### Instructions for the task
Make an exact copy of the entries, and keep any pictures out of it.

Data excerpts:
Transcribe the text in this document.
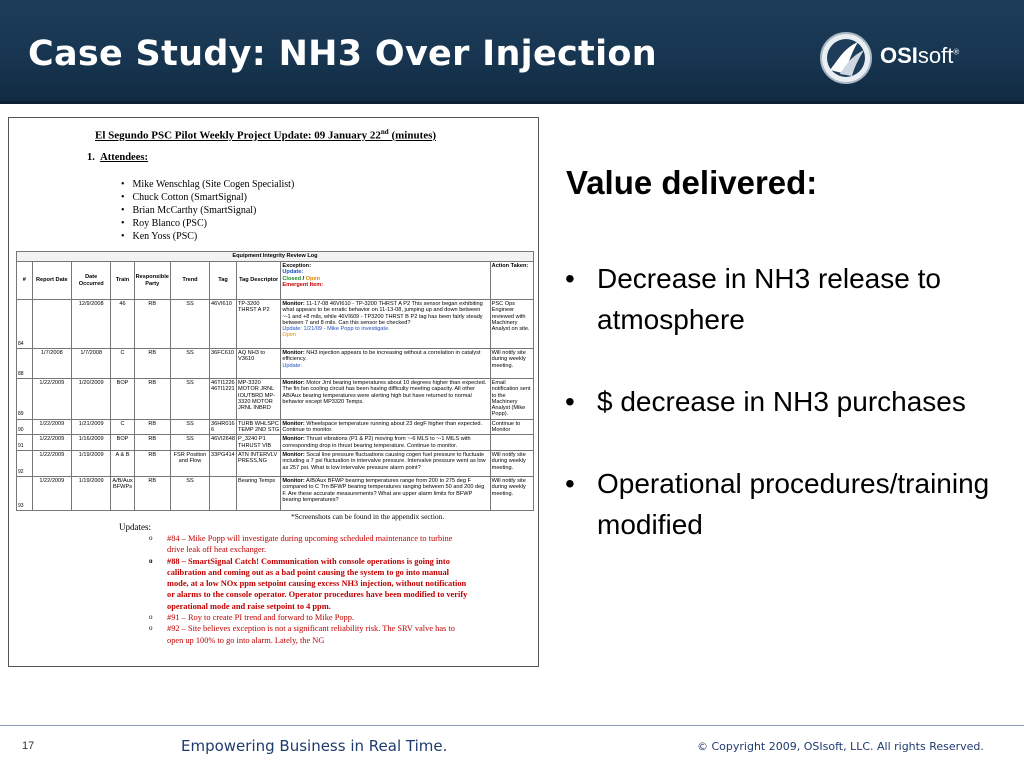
Case Study: NH3 Over Injection	OSIsoft®
El Segundo PSC Pilot Weekly Project Update: 09 January 22nd (minutes)
1. Attendees:
• Mike Wenschlag (Site Cogen Specialist)
• Chuck Cotton (SmartSignal)
• Brian McCarthy (SmartSignal)
• Roy Blanco (PSC)
• Ken Yoss (PSC)
Equipment Integrity Review Log									
#	Report Date	Date Occurred	Train	Responsible Party	Trend	Tag	Tag Descriptor	Exception:
Update:
Closed / Open
Emergent Item:	Action Taken:
84		12/9/2008	46	RB	SS	46VI610	TP-3200 THRST A P2	Monitor: 11-17-08 46VI610 - TP-3200 THRST A P2 This sensor began exhibiting what appears to be erratic behavior on 11-13-08, jumping up and down between ~-1 and +8 mils, while 46VI609 - TP3200 THRST B P2 tag has been fairly steady between 7 and 8 mils. Can this sensor be checked?
Update: 1/21/09 - Mike Popp to investigate.
Open	PSC Ops Engineer reviewed with Machinery Analyst on site.
88	1/7/2008	1/7/2008	C	RB	SS	36FC610	AQ NH3 to V3610	Monitor: NH3 injection appears to be increasing without a correlation in catalyst efficiency.
Update:	Will notify site during weekly meeting.
89	1/22/2009	1/20/2009	BOP	RB	SS	46TI1226 46TI1221	MP-3320 MOTOR JRNL IOUTBRD MP-3320 MOTOR JRNL INBRD	Monitor: Motor Jrnl bearing temperatures about 10 degrees higher than expected. The fin fan cooling circuit has been having difficulty meeting capacity. All other AB/Aux bearing temperatures were alerting high but have returned to normal behavior except MP3320 Temps.	Email notification sent to the Machinery Analyst (Mike Popp).
90	1/22/2009	1/21/2009	C	RB	SS	36HR016 6	TURB WHLSPC TEMP 2ND STG	Monitor: Wheelspace temperature running about 23 degF higher than expected. Continue to monitor.	Continue to Monitor
91	1/22/2009	1/16/2009	BOP	RB	SS	46VI2648	P_3240 P1 THRUST VIB	Monitor: Thrust vibrations (P1 & P2) moving from ~-6 MLS to ~-1 MILS with corresponding drop in thrust bearing temperature. Continue to monitor.	
92	1/22/2009	1/19/2009	A & B	RB	FSR Position and Flow	33PG414	ATN INTERVLV PRESS,NG	Monitor: Socal line pressure fluctuations causing cogen fuel pressure to fluctuate including a 7 psi fluctuation in intervalve pressure. Intervalve pressure went as low as 257 psi. What is low intervalve pressure alarm point?	Will notify site during weekly meeting.
93	1/22/2009	1/19/2009	A/B/Aux BFWPs	RB	SS		Bearing Temps	Monitor: A/B/Aux BFWP bearing temperatures range from 200 to 275 deg F compared to C Trn BFWP bearing temperatures ranging between 50 and 200 deg F. Are these accurate measurements? What are upper alarm limits for BFWP bearing temperatures?	Will notify site during weekly meeting.
*Screenshots can be found in the appendix section.
Updates:
o #84 – Mike Popp will investigate during upcoming scheduled maintenance to turbine drive leak off heat exchanger.
o #88 – SmartSignal Catch! Communication with console operations is going into calibration and coming out as a bad point causing the system to go into manual mode, at a low NOx ppm setpoint causing excess NH3 injection, without notification or alarms to the console operator. Operator procedures have been modified to verify operational mode and raise setpoint to 4 ppm.
o #91 – Roy to create PI trend and forward to Mike Popp.
o #92 – Site believes exception is not a significant reliability risk. The SRV valve has to open up 100% to go into alarm. Lately, the NG
Value delivered:
• Decrease in NH3 release to atmosphere
• $ decrease in NH3 purchases
• Operational procedures/training modified
17	Empowering Business in Real Time.	© Copyright 2009, OSIsoft, LLC. All rights Reserved.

### Result for this task
Transcribe the text in this document.
Case Study: NH3 Over Injection	OSIsoft®
El Segundo PSC Pilot Weekly Project Update: 09 January 22nd (minutes)
1. Attendees:
• Mike Wenschlag (Site Cogen Specialist)
• Chuck Cotton (SmartSignal)
• Brian McCarthy (SmartSignal)
• Roy Blanco (PSC)
• Ken Yoss (PSC)
Equipment Integrity Review Log									
#	Report Date	Date Occurred	Train	Responsible Party	Trend	Tag	Tag Descriptor	Exception:
Update:
Closed / Open
Emergent Item:	Action Taken:
84		12/9/2008	46	RB	SS	46VI610	TP-3200 THRST A P2	Monitor: 11-17-08 46VI610 - TP-3200 THRST A P2 This sensor began exhibiting what appears to be erratic behavior on 11-13-08, jumping up and down between ~-1 and +8 mils, while 46VI609 - TP3200 THRST B P2 tag has been fairly steady between 7 and 8 mils. Can this sensor be checked?
Update: 1/21/09 - Mike Popp to investigate.
Open	PSC Ops Engineer reviewed with Machinery Analyst on site.
88	1/7/2008	1/7/2008	C	RB	SS	36FC610	AQ NH3 to V3610	Monitor: NH3 injection appears to be increasing without a correlation in catalyst efficiency.
Update:	Will notify site during weekly meeting.
89	1/22/2009	1/20/2009	BOP	RB	SS	46TI1226 46TI1221	MP-3320 MOTOR JRNL IOUTBRD MP-3320 MOTOR JRNL INBRD	Monitor: Motor Jrnl bearing temperatures about 10 degrees higher than expected. The fin fan cooling circuit has been having difficulty meeting capacity. All other AB/Aux bearing temperatures were alerting high but have returned to normal behavior except MP3320 Temps.	Email notification sent to the Machinery Analyst (Mike Popp).
90	1/22/2009	1/21/2009	C	RB	SS	36HR016 6	TURB WHLSPC TEMP 2ND STG	Monitor: Wheelspace temperature running about 23 degF higher than expected. Continue to monitor.	Continue to Monitor
91	1/22/2009	1/16/2009	BOP	RB	SS	46VI2648	P_3240 P1 THRUST VIB	Monitor: Thrust vibrations (P1 & P2) moving from ~-6 MLS to ~-1 MILS with corresponding drop in thrust bearing temperature. Continue to monitor.	
92	1/22/2009	1/19/2009	A & B	RB	FSR Position and Flow	33PG414	ATN INTERVLV PRESS,NG	Monitor: Socal line pressure fluctuations causing cogen fuel pressure to fluctuate including a 7 psi fluctuation in intervalve pressure. Intervalve pressure went as low as 257 psi. What is low intervalve pressure alarm point?	Will notify site during weekly meeting.
93	1/22/2009	1/19/2009	A/B/Aux BFWPs	RB	SS		Bearing Temps	Monitor: A/B/Aux BFWP bearing temperatures range from 200 to 275 deg F compared to C Trn BFWP bearing temperatures ranging between 50 and 200 deg F. Are these accurate measurements? What are upper alarm limits for BFWP bearing temperatures?	Will notify site during weekly meeting.
*Screenshots can be found in the appendix section.
Updates:
o #84 – Mike Popp will investigate during upcoming scheduled maintenance to turbine drive leak off heat exchanger.
o #88 – SmartSignal Catch! Communication with console operations is going into calibration and coming out as a bad point causing the system to go into manual mode, at a low NOx ppm setpoint causing excess NH3 injection, without notification or alarms to the console operator. Operator procedures have been modified to verify operational mode and raise setpoint to 4 ppm.
o #91 – Roy to create PI trend and forward to Mike Popp.
o #92 – Site believes exception is not a significant reliability risk. The SRV valve has to open up 100% to go into alarm. Lately, the NG
Value delivered:
• Decrease in NH3 release to atmosphere
• $ decrease in NH3 purchases
• Operational procedures/training modified
17	Empowering Business in Real Time.	© Copyright 2009, OSIsoft, LLC. All rights Reserved.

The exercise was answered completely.